Print every entry, word for word, and skip the images.

● Stored rows:
****************

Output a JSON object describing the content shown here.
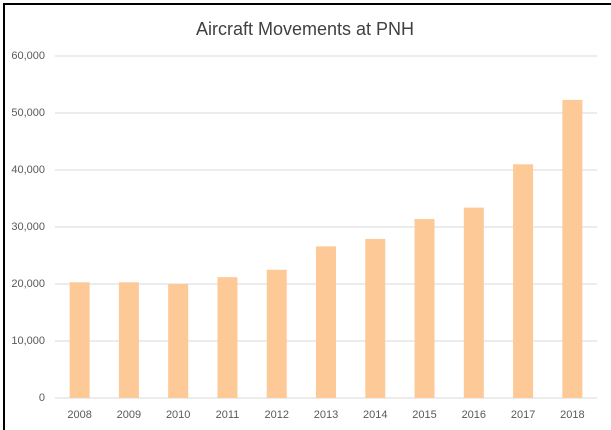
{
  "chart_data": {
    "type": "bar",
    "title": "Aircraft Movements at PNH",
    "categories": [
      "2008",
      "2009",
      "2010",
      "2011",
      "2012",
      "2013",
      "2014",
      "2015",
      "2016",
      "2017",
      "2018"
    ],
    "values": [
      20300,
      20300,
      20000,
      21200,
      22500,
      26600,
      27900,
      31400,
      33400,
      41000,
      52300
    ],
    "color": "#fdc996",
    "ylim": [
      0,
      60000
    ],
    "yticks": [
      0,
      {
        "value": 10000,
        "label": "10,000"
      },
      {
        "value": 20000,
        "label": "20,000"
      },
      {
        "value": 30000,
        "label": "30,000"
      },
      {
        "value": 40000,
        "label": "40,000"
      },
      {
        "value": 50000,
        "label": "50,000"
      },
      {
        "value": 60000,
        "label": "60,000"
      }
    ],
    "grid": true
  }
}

****************

● Solved problem:
Output a JSON object describing the content shown here.
{
  "chart_data": {
    "type": "bar",
    "title": "Aircraft Movements at PNH",
    "categories": [
      "2008",
      "2009",
      "2010",
      "2011",
      "2012",
      "2013",
      "2014",
      "2015",
      "2016",
      "2017",
      "2018"
    ],
    "values": [
      20300,
      20300,
      20000,
      21200,
      22500,
      26600,
      27900,
      31400,
      33400,
      41000,
      52300
    ],
    "color": "#fdc996",
    "ylim": [
      0,
      60000
    ],
    "yticks": [
      0,
      {
        "value": 10000,
        "label": "10,000"
      },
      {
        "value": 20000,
        "label": "20,000"
      },
      {
        "value": 30000,
        "label": "30,000"
      },
      {
        "value": 40000,
        "label": "40,000"
      },
      {
        "value": 50000,
        "label": "50,000"
      },
      {
        "value": 60000,
        "label": "60,000"
      }
    ],
    "grid": true
  }
}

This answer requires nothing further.